- _QUESTIONS TO ANSWER_:
A. From the text on Ohio's fracking waste, return the part starting at "But without detailed" and ending at "to be granted.", with nothing changed.
B. Answer these questions from the text on Ohio's fracking waste:
(i) In what year was the first chief's order for handling fracking waste granted?
(ii) Which court denied the appeal of the action in 2018?
(iii) In what year was the Ohio Revised Code last amended?

- _EXERCISE TEXT_:
= = = = =

In landfills, the contaminated rainwater called “leachate” is transported to local sewage treatment facilities, which add the liquid to sewage for processing before dumping the leftovers into local waterways. But sewage is not treated for radioactive materials, so whatever TENORM goes into the facility also goes into the river, eventually. Or, TENORM can be lodged in sludge and filters making them radioactive for any material they come into contact with.

CHIEF’S ORDERS

But Ohio’s TENORM problems go beyond landfills and sewage waste treatment plants, which are governed under established state rules; there is another set of facilities authorized to handle fracking’s radioactive material, called “chief’s orders” facilities. Under chief’s orders, privately-owned facilities have special permission to operate outside of existing law, and critics of these orders say this all happens off the record.

In Ohio, the guessing game with the radioactive material from fracking is all happening in plain view of the Ohio EPA, the Ohio Department of Natural Resources , and the Ohio Department of Health — the three regulatory bodies responsible for keeping everyone safe from industrial pollution.

When a private company wants to “store, recycle, treat, process, and dispose of brine and other waste substances,” it needs one of the chief’s orders from ODNR.

But without detailed reporting requirements for the chief’s orders facilities, there’s no way Public Herald could find out how much waste has traveled through the 73 facilities that have handled fracking waste since the first order was granted in 2014. That year, Food and Water Watch and the FreshWater Accountability Project filed a complaint requesting a mandamus action against the state and ODNR, pushing for the removal of 23 facility orders active at the time and for no further orders to be granted.

The complaint states: “All Chief’s Orders issued by ODNR related to fracking waste facilities are illegal because they have not been issued as a result of procedures and requirements promulgated pursuant to” the Ohio Revised Code.

In 2018, the Supreme Court of Ohio denied an appeal of the action, affirming a lower court’s decision that Food and Water Watch and the FreshWater Accountability Project lacked standing, concluding that the plaintiffs did not demonstrate that their individual members would have standing in their own right. To establish standing, the court stated that “a litigant must show that it has suffered an injury that is fairly traceable to the defendant’s allegedly unlawful conduct, and likely to be redressed by the requested relief.”

STILL WAITING

Last amended in 2013, the Ohio Revised Code was meant to call for the adoption of rules regarding the proper care of oil and gas waste under chief’s orders. But as of 2021 those rules have not been finalized.

Eight years later, chief’s orders facilities, who would handle radioactive waste from fracking, are operating with no updated rules or oversight. Today, that leaves the potential for unregulated radioactive waste to enter rivers and watersheds across Ohio.

= = = = =

- _GIVEN ENTRIES_:
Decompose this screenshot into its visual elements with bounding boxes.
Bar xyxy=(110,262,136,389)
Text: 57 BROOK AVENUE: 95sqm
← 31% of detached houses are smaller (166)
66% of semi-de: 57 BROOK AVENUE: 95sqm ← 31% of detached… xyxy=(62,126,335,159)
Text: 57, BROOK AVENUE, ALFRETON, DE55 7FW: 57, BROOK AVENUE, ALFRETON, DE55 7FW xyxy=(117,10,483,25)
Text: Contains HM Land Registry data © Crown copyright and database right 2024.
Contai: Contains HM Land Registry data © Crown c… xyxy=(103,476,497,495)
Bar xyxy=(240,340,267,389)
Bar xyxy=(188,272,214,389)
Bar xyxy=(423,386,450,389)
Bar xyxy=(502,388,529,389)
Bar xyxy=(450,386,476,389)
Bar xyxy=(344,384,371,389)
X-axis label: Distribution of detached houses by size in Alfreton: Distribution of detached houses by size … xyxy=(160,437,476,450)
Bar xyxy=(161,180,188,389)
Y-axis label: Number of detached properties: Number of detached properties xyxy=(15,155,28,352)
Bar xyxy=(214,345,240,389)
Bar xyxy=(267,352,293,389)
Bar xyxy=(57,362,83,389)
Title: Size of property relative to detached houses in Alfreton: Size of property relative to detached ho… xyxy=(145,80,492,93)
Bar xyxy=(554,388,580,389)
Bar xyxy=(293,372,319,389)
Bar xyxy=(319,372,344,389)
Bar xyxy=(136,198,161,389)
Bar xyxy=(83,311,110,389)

= = = = =

- _SOLVED PROBLEMS_:
A.
But without detailed reporting requirements for the chief’s orders facilities, there’s no way Public Herald could find out how much waste has traveled through the 73 facilities that have handled fracking waste since the first order was granted in 2014. That year, Food and Water Watch and the FreshWater Accountability Project filed a complaint requesting a mandamus action against the state and ODNR, pushing for the removal of 23 facility orders active at the time and for no further orders to be granted.

B.
(i) 2014
(ii) The Supreme Court of Ohio
(iii) 2013